### AIM
The data below should be restated word for word, with every picture omitted.

━━ PROVIDED ENTRIES

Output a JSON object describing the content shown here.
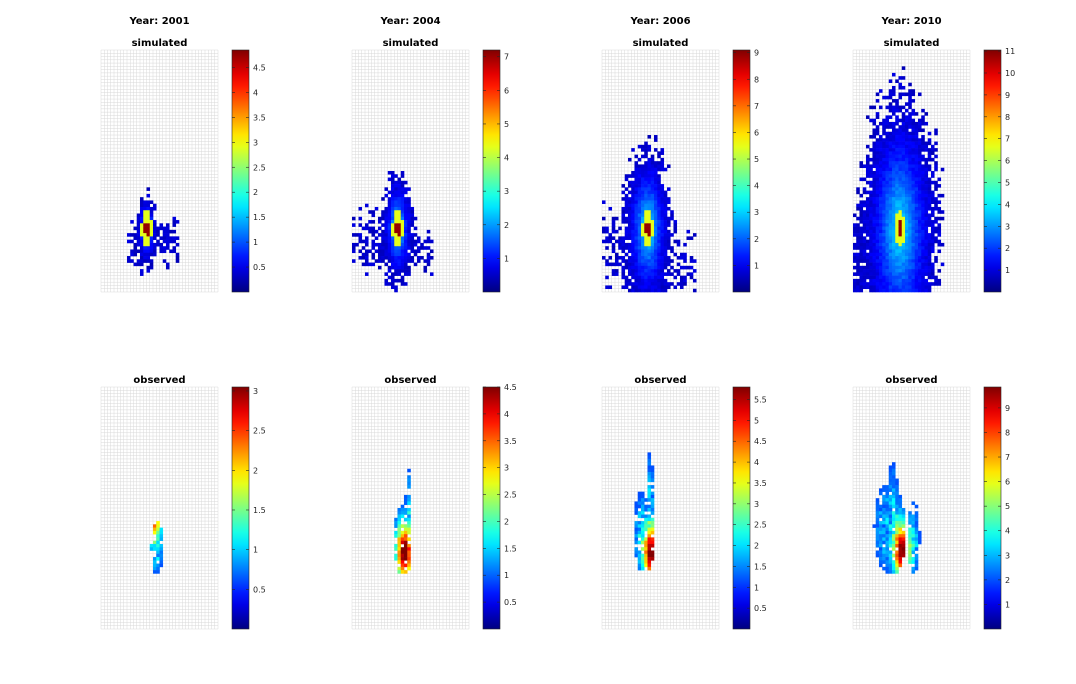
{
  "figure": {
    "title_template": "Year: {year}",
    "colormap": "jet",
    "panels": [
      {
        "year": "2001",
        "simulated": {
          "title": "simulated",
          "cmax": 4.85,
          "ticks": [
            "0.5",
            "1",
            "1.5",
            "2",
            "2.5",
            "3",
            "3.5",
            "4",
            "4.5"
          ]
        },
        "observed": {
          "title": "observed",
          "cmax": 3.05,
          "ticks": [
            "0.5",
            "1",
            "1.5",
            "2",
            "2.5",
            "3"
          ]
        }
      },
      {
        "year": "2004",
        "simulated": {
          "title": "simulated",
          "cmax": 7.2,
          "ticks": [
            "1",
            "2",
            "3",
            "4",
            "5",
            "6",
            "7"
          ]
        },
        "observed": {
          "title": "observed",
          "cmax": 4.5,
          "ticks": [
            "0.5",
            "1",
            "1.5",
            "2",
            "2.5",
            "3",
            "3.5",
            "4",
            "4.5"
          ]
        }
      },
      {
        "year": "2006",
        "simulated": {
          "title": "simulated",
          "cmax": 9.1,
          "ticks": [
            "1",
            "2",
            "3",
            "4",
            "5",
            "6",
            "7",
            "8",
            "9"
          ]
        },
        "observed": {
          "title": "observed",
          "cmax": 5.8,
          "ticks": [
            "0.5",
            "1",
            "1.5",
            "2",
            "2.5",
            "3",
            "3.5",
            "4",
            "4.5",
            "5",
            "5.5"
          ]
        }
      },
      {
        "year": "2010",
        "simulated": {
          "title": "simulated",
          "cmax": 11.05,
          "ticks": [
            "1",
            "2",
            "3",
            "4",
            "5",
            "6",
            "7",
            "8",
            "9",
            "10",
            "11"
          ]
        },
        "observed": {
          "title": "observed",
          "cmax": 9.85,
          "ticks": [
            "1",
            "2",
            "3",
            "4",
            "5",
            "6",
            "7",
            "8",
            "9"
          ]
        }
      }
    ]
  },
  "chart_data": {
    "type": "heatmap",
    "layout": "2 rows x 4 columns",
    "columns": [
      "Year: 2001",
      "Year: 2004",
      "Year: 2006",
      "Year: 2010"
    ],
    "rows": [
      "simulated",
      "observed"
    ],
    "colorbar_ranges": {
      "2001": {
        "simulated": [
          0,
          4.85
        ],
        "observed": [
          0,
          3.05
        ]
      },
      "2004": {
        "simulated": [
          0,
          7.2
        ],
        "observed": [
          0,
          4.5
        ]
      },
      "2006": {
        "simulated": [
          0,
          9.1
        ],
        "observed": [
          0,
          5.8
        ]
      },
      "2010": {
        "simulated": [
          0,
          11.05
        ],
        "observed": [
          0,
          9.85
        ]
      }
    },
    "grid": true
  }
}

━━━━

### TASK OUTPUT
Output a JSON object describing the content shown here.
{
  "figure": {
    "title_template": "Year: {year}",
    "colormap": "jet",
    "panels": [
      {
        "year": "2001",
        "simulated": {
          "title": "simulated",
          "cmax": 4.85,
          "ticks": [
            "0.5",
            "1",
            "1.5",
            "2",
            "2.5",
            "3",
            "3.5",
            "4",
            "4.5"
          ]
        },
        "observed": {
          "title": "observed",
          "cmax": 3.05,
          "ticks": [
            "0.5",
            "1",
            "1.5",
            "2",
            "2.5",
            "3"
          ]
        }
      },
      {
        "year": "2004",
        "simulated": {
          "title": "simulated",
          "cmax": 7.2,
          "ticks": [
            "1",
            "2",
            "3",
            "4",
            "5",
            "6",
            "7"
          ]
        },
        "observed": {
          "title": "observed",
          "cmax": 4.5,
          "ticks": [
            "0.5",
            "1",
            "1.5",
            "2",
            "2.5",
            "3",
            "3.5",
            "4",
            "4.5"
          ]
        }
      },
      {
        "year": "2006",
        "simulated": {
          "title": "simulated",
          "cmax": 9.1,
          "ticks": [
            "1",
            "2",
            "3",
            "4",
            "5",
            "6",
            "7",
            "8",
            "9"
          ]
        },
        "observed": {
          "title": "observed",
          "cmax": 5.8,
          "ticks": [
            "0.5",
            "1",
            "1.5",
            "2",
            "2.5",
            "3",
            "3.5",
            "4",
            "4.5",
            "5",
            "5.5"
          ]
        }
      },
      {
        "year": "2010",
        "simulated": {
          "title": "simulated",
          "cmax": 11.05,
          "ticks": [
            "1",
            "2",
            "3",
            "4",
            "5",
            "6",
            "7",
            "8",
            "9",
            "10",
            "11"
          ]
        },
        "observed": {
          "title": "observed",
          "cmax": 9.85,
          "ticks": [
            "1",
            "2",
            "3",
            "4",
            "5",
            "6",
            "7",
            "8",
            "9"
          ]
        }
      }
    ]
  },
  "chart_data": {
    "type": "heatmap",
    "layout": "2 rows x 4 columns",
    "columns": [
      "Year: 2001",
      "Year: 2004",
      "Year: 2006",
      "Year: 2010"
    ],
    "rows": [
      "simulated",
      "observed"
    ],
    "colorbar_ranges": {
      "2001": {
        "simulated": [
          0,
          4.85
        ],
        "observed": [
          0,
          3.05
        ]
      },
      "2004": {
        "simulated": [
          0,
          7.2
        ],
        "observed": [
          0,
          4.5
        ]
      },
      "2006": {
        "simulated": [
          0,
          9.1
        ],
        "observed": [
          0,
          5.8
        ]
      },
      "2010": {
        "simulated": [
          0,
          11.05
        ],
        "observed": [
          0,
          9.85
        ]
      }
    },
    "grid": true
  }
}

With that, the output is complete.